## Data records
..............................
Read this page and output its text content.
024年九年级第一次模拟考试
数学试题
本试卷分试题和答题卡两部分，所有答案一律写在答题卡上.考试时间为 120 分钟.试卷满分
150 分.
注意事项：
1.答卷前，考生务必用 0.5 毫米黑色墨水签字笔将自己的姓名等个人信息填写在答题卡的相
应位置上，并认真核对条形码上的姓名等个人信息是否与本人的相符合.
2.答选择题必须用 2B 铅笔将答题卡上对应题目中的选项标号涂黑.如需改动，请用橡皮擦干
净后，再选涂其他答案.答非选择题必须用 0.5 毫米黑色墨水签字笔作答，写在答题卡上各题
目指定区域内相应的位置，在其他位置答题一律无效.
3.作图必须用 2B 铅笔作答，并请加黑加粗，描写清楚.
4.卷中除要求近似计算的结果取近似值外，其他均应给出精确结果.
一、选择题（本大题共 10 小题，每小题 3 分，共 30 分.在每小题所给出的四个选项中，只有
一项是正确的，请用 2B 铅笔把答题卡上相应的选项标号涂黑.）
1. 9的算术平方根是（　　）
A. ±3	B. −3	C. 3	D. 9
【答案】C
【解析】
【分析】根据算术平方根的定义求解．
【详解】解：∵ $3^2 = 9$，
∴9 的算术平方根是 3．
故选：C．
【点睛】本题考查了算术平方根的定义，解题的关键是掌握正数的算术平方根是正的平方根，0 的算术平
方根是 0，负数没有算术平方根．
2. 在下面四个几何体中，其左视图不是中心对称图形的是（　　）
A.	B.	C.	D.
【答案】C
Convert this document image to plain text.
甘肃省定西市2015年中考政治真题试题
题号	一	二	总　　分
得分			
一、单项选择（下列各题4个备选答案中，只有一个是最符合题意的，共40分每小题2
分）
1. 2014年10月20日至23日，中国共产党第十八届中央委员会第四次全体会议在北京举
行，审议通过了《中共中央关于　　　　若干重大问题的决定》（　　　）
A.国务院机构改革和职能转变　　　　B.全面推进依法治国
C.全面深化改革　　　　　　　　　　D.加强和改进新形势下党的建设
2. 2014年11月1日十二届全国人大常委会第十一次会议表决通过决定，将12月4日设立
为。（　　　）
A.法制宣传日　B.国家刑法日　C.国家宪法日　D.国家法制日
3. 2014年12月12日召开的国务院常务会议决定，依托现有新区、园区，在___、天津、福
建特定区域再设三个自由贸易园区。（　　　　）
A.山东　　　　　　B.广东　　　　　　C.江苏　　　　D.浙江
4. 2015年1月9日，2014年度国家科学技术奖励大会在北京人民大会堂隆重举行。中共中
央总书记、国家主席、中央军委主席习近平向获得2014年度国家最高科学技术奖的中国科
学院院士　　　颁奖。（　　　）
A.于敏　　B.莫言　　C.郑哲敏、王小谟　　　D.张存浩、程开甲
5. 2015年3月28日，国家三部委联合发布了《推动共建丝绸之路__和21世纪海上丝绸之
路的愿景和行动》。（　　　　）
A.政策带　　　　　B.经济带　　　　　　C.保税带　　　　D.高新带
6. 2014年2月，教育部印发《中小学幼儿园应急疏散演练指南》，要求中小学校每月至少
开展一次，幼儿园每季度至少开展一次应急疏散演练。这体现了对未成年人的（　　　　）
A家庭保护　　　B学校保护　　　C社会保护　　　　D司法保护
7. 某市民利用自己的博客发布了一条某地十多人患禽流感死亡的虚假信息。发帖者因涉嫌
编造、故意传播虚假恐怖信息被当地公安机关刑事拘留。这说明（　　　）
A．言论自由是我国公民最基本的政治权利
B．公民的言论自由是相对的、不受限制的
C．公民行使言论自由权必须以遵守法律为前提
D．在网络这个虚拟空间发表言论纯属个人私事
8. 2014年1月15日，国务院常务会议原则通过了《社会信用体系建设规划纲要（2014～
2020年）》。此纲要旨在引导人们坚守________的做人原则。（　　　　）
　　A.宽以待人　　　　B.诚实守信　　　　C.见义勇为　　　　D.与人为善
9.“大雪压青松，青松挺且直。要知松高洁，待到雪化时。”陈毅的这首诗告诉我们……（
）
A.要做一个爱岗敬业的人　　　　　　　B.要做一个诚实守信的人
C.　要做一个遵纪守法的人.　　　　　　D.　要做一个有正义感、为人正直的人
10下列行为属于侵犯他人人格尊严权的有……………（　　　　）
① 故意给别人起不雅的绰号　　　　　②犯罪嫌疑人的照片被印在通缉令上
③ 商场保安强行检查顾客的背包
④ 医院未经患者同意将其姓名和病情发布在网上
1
..............................
## What to work on
Look for the word "text" in every line of the listing and copy the lines that have it.

## Response to the exercise
Read this page and output its text content.
Convert this document image to plain text.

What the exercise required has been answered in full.